━━━━━ Material to process ━━━━━

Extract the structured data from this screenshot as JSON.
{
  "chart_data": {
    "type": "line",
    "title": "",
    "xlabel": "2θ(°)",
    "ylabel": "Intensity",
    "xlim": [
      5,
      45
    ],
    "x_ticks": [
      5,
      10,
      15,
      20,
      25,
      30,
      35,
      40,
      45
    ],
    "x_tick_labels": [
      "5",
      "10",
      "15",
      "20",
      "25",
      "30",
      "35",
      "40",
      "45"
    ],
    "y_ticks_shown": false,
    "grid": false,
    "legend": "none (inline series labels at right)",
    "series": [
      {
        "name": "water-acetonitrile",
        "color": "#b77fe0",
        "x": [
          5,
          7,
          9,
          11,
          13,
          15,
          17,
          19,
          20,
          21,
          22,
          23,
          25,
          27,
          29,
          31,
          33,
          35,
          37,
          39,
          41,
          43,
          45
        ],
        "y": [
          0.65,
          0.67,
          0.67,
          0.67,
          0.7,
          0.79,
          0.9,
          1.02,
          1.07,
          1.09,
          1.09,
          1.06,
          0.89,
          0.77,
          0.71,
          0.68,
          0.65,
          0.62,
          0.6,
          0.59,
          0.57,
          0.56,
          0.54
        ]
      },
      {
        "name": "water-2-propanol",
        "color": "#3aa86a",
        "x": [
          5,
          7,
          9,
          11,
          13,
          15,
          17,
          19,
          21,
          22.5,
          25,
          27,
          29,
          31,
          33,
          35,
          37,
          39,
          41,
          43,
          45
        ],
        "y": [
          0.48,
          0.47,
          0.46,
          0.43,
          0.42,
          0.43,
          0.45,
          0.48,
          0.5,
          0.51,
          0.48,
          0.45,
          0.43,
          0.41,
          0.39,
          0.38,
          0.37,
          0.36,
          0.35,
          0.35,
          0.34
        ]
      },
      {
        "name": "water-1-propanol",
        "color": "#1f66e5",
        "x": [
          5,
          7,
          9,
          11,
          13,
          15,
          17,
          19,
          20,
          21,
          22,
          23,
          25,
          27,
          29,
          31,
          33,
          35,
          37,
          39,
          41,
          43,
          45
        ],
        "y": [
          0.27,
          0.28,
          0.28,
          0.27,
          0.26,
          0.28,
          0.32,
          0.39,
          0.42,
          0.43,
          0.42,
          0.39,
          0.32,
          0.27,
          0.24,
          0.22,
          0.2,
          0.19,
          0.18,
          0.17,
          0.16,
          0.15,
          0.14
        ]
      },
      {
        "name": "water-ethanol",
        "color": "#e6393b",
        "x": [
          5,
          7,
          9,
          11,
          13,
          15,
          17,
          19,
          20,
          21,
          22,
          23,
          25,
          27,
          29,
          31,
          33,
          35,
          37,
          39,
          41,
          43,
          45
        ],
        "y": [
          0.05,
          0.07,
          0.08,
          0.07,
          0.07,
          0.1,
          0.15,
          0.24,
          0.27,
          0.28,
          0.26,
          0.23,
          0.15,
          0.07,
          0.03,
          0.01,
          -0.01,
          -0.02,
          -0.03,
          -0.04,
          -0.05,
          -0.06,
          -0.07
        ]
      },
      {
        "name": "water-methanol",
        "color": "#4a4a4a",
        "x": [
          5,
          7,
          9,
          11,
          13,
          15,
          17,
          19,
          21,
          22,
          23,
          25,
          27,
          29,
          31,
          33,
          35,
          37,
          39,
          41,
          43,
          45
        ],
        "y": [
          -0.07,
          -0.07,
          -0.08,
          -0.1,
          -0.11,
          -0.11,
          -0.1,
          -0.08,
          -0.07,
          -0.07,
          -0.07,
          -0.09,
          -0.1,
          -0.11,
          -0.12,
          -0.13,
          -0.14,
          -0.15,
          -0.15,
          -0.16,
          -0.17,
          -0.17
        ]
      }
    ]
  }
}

━━━━━

Repeat the material above in full, keeping every word.

Extract the structured data from this screenshot as JSON.
{
  "chart_data": {
    "type": "line",
    "title": "",
    "xlabel": "2θ(°)",
    "ylabel": "Intensity",
    "xlim": [
      5,
      45
    ],
    "x_ticks": [
      5,
      10,
      15,
      20,
      25,
      30,
      35,
      40,
      45
    ],
    "x_tick_labels": [
      "5",
      "10",
      "15",
      "20",
      "25",
      "30",
      "35",
      "40",
      "45"
    ],
    "y_ticks_shown": false,
    "grid": false,
    "legend": "none (inline series labels at right)",
    "series": [
      {
        "name": "water-acetonitrile",
        "color": "#b77fe0",
        "x": [
          5,
          7,
          9,
          11,
          13,
          15,
          17,
          19,
          20,
          21,
          22,
          23,
          25,
          27,
          29,
          31,
          33,
          35,
          37,
          39,
          41,
          43,
          45
        ],
        "y": [
          0.65,
          0.67,
          0.67,
          0.67,
          0.7,
          0.79,
          0.9,
          1.02,
          1.07,
          1.09,
          1.09,
          1.06,
          0.89,
          0.77,
          0.71,
          0.68,
          0.65,
          0.62,
          0.6,
          0.59,
          0.57,
          0.56,
          0.54
        ]
      },
      {
        "name": "water-2-propanol",
        "color": "#3aa86a",
        "x": [
          5,
          7,
          9,
          11,
          13,
          15,
          17,
          19,
          21,
          22.5,
          25,
          27,
          29,
          31,
          33,
          35,
          37,
          39,
          41,
          43,
          45
        ],
        "y": [
          0.48,
          0.47,
          0.46,
          0.43,
          0.42,
          0.43,
          0.45,
          0.48,
          0.5,
          0.51,
          0.48,
          0.45,
          0.43,
          0.41,
          0.39,
          0.38,
          0.37,
          0.36,
          0.35,
          0.35,
          0.34
        ]
      },
      {
        "name": "water-1-propanol",
        "color": "#1f66e5",
        "x": [
          5,
          7,
          9,
          11,
          13,
          15,
          17,
          19,
          20,
          21,
          22,
          23,
          25,
          27,
          29,
          31,
          33,
          35,
          37,
          39,
          41,
          43,
          45
        ],
        "y": [
          0.27,
          0.28,
          0.28,
          0.27,
          0.26,
          0.28,
          0.32,
          0.39,
          0.42,
          0.43,
          0.42,
          0.39,
          0.32,
          0.27,
          0.24,
          0.22,
          0.2,
          0.19,
          0.18,
          0.17,
          0.16,
          0.15,
          0.14
        ]
      },
      {
        "name": "water-ethanol",
        "color": "#e6393b",
        "x": [
          5,
          7,
          9,
          11,
          13,
          15,
          17,
          19,
          20,
          21,
          22,
          23,
          25,
          27,
          29,
          31,
          33,
          35,
          37,
          39,
          41,
          43,
          45
        ],
        "y": [
          0.05,
          0.07,
          0.08,
          0.07,
          0.07,
          0.1,
          0.15,
          0.24,
          0.27,
          0.28,
          0.26,
          0.23,
          0.15,
          0.07,
          0.03,
          0.01,
          -0.01,
          -0.02,
          -0.03,
          -0.04,
          -0.05,
          -0.06,
          -0.07
        ]
      },
      {
        "name": "water-methanol",
        "color": "#4a4a4a",
        "x": [
          5,
          7,
          9,
          11,
          13,
          15,
          17,
          19,
          21,
          22,
          23,
          25,
          27,
          29,
          31,
          33,
          35,
          37,
          39,
          41,
          43,
          45
        ],
        "y": [
          -0.07,
          -0.07,
          -0.08,
          -0.1,
          -0.11,
          -0.11,
          -0.1,
          -0.08,
          -0.07,
          -0.07,
          -0.07,
          -0.09,
          -0.1,
          -0.11,
          -0.12,
          -0.13,
          -0.14,
          -0.15,
          -0.15,
          -0.16,
          -0.17,
          -0.17
        ]
      }
    ]
  }
}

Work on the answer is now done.